[Task details]
Repeat the listing in full, word for word.

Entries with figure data
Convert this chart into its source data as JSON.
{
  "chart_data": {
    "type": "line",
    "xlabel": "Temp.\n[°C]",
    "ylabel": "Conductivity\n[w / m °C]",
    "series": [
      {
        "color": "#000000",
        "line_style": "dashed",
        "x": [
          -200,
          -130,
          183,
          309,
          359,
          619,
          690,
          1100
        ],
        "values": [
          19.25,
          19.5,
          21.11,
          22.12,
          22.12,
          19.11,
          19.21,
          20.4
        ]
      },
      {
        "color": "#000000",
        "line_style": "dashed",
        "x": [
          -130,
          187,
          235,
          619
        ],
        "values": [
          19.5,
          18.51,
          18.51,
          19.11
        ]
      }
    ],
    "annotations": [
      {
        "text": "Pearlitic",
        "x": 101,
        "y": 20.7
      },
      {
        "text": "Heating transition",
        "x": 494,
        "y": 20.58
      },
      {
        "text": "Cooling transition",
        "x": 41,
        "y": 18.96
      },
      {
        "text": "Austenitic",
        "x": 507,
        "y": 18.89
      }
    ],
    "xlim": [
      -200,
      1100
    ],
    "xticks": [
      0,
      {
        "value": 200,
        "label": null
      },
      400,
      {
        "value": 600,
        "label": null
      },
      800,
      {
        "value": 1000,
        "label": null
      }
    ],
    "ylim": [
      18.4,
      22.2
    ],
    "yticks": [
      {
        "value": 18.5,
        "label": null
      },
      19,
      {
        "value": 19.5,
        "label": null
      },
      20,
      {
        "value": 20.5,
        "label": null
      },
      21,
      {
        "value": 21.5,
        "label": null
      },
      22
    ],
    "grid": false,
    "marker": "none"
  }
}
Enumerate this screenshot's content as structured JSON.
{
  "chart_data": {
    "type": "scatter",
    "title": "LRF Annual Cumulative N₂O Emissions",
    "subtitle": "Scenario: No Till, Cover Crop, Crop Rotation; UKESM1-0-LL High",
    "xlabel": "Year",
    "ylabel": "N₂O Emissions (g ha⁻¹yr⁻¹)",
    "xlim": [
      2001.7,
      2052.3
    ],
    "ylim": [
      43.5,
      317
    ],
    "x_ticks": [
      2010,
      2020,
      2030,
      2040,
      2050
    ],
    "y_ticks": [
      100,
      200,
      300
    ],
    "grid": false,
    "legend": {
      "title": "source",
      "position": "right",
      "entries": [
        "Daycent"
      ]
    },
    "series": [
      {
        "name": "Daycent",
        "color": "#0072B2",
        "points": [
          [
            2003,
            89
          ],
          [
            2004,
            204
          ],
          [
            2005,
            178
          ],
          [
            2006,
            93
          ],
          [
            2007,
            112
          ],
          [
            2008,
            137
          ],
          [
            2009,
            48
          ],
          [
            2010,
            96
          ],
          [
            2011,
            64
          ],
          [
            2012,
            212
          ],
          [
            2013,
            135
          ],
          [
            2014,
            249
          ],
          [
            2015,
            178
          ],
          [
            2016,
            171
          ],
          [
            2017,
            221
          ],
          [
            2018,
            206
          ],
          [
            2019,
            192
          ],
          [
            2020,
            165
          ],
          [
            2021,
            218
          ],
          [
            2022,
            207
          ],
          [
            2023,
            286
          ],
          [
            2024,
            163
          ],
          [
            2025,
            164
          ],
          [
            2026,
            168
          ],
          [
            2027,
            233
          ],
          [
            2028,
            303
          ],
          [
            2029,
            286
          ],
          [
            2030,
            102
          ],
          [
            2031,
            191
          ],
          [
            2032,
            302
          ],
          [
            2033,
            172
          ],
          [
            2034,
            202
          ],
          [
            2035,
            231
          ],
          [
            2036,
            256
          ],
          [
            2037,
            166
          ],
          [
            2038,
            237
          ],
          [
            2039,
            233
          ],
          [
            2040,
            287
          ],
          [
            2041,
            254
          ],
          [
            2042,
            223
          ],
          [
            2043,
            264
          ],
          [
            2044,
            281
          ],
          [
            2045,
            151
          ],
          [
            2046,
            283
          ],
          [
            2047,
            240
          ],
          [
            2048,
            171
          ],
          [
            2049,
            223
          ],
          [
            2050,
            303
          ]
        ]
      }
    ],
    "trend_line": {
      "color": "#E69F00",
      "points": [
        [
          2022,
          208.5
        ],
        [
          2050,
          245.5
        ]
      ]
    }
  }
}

[Result of this task]
Convert this chart into its source data as JSON.
{
  "chart_data": {
    "type": "line",
    "xlabel": "Temp.\n[°C]",
    "ylabel": "Conductivity\n[w / m °C]",
    "series": [
      {
        "color": "#000000",
        "line_style": "dashed",
        "x": [
          -200,
          -130,
          183,
          309,
          359,
          619,
          690,
          1100
        ],
        "values": [
          19.25,
          19.5,
          21.11,
          22.12,
          22.12,
          19.11,
          19.21,
          20.4
        ]
      },
      {
        "color": "#000000",
        "line_style": "dashed",
        "x": [
          -130,
          187,
          235,
          619
        ],
        "values": [
          19.5,
          18.51,
          18.51,
          19.11
        ]
      }
    ],
    "annotations": [
      {
        "text": "Pearlitic",
        "x": 101,
        "y": 20.7
      },
      {
        "text": "Heating transition",
        "x": 494,
        "y": 20.58
      },
      {
        "text": "Cooling transition",
        "x": 41,
        "y": 18.96
      },
      {
        "text": "Austenitic",
        "x": 507,
        "y": 18.89
      }
    ],
    "xlim": [
      -200,
      1100
    ],
    "xticks": [
      0,
      {
        "value": 200,
        "label": null
      },
      400,
      {
        "value": 600,
        "label": null
      },
      800,
      {
        "value": 1000,
        "label": null
      }
    ],
    "ylim": [
      18.4,
      22.2
    ],
    "yticks": [
      {
        "value": 18.5,
        "label": null
      },
      19,
      {
        "value": 19.5,
        "label": null
      },
      20,
      {
        "value": 20.5,
        "label": null
      },
      21,
      {
        "value": 21.5,
        "label": null
      },
      22
    ],
    "grid": false,
    "marker": "none"
  }
}
Enumerate this screenshot's content as structured JSON.
{
  "chart_data": {
    "type": "scatter",
    "title": "LRF Annual Cumulative N₂O Emissions",
    "subtitle": "Scenario: No Till, Cover Crop, Crop Rotation; UKESM1-0-LL High",
    "xlabel": "Year",
    "ylabel": "N₂O Emissions (g ha⁻¹yr⁻¹)",
    "xlim": [
      2001.7,
      2052.3
    ],
    "ylim": [
      43.5,
      317
    ],
    "x_ticks": [
      2010,
      2020,
      2030,
      2040,
      2050
    ],
    "y_ticks": [
      100,
      200,
      300
    ],
    "grid": false,
    "legend": {
      "title": "source",
      "position": "right",
      "entries": [
        "Daycent"
      ]
    },
    "series": [
      {
        "name": "Daycent",
        "color": "#0072B2",
        "points": [
          [
            2003,
            89
          ],
          [
            2004,
            204
          ],
          [
            2005,
            178
          ],
          [
            2006,
            93
          ],
          [
            2007,
            112
          ],
          [
            2008,
            137
          ],
          [
            2009,
            48
          ],
          [
            2010,
            96
          ],
          [
            2011,
            64
          ],
          [
            2012,
            212
          ],
          [
            2013,
            135
          ],
          [
            2014,
            249
          ],
          [
            2015,
            178
          ],
          [
            2016,
            171
          ],
          [
            2017,
            221
          ],
          [
            2018,
            206
          ],
          [
            2019,
            192
          ],
          [
            2020,
            165
          ],
          [
            2021,
            218
          ],
          [
            2022,
            207
          ],
          [
            2023,
            286
          ],
          [
            2024,
            163
          ],
          [
            2025,
            164
          ],
          [
            2026,
            168
          ],
          [
            2027,
            233
          ],
          [
            2028,
            303
          ],
          [
            2029,
            286
          ],
          [
            2030,
            102
          ],
          [
            2031,
            191
          ],
          [
            2032,
            302
          ],
          [
            2033,
            172
          ],
          [
            2034,
            202
          ],
          [
            2035,
            231
          ],
          [
            2036,
            256
          ],
          [
            2037,
            166
          ],
          [
            2038,
            237
          ],
          [
            2039,
            233
          ],
          [
            2040,
            287
          ],
          [
            2041,
            254
          ],
          [
            2042,
            223
          ],
          [
            2043,
            264
          ],
          [
            2044,
            281
          ],
          [
            2045,
            151
          ],
          [
            2046,
            283
          ],
          [
            2047,
            240
          ],
          [
            2048,
            171
          ],
          [
            2049,
            223
          ],
          [
            2050,
            303
          ]
        ]
      }
    ],
    "trend_line": {
      "color": "#E69F00",
      "points": [
        [
          2022,
          208.5
        ],
        [
          2050,
          245.5
        ]
      ]
    }
  }
}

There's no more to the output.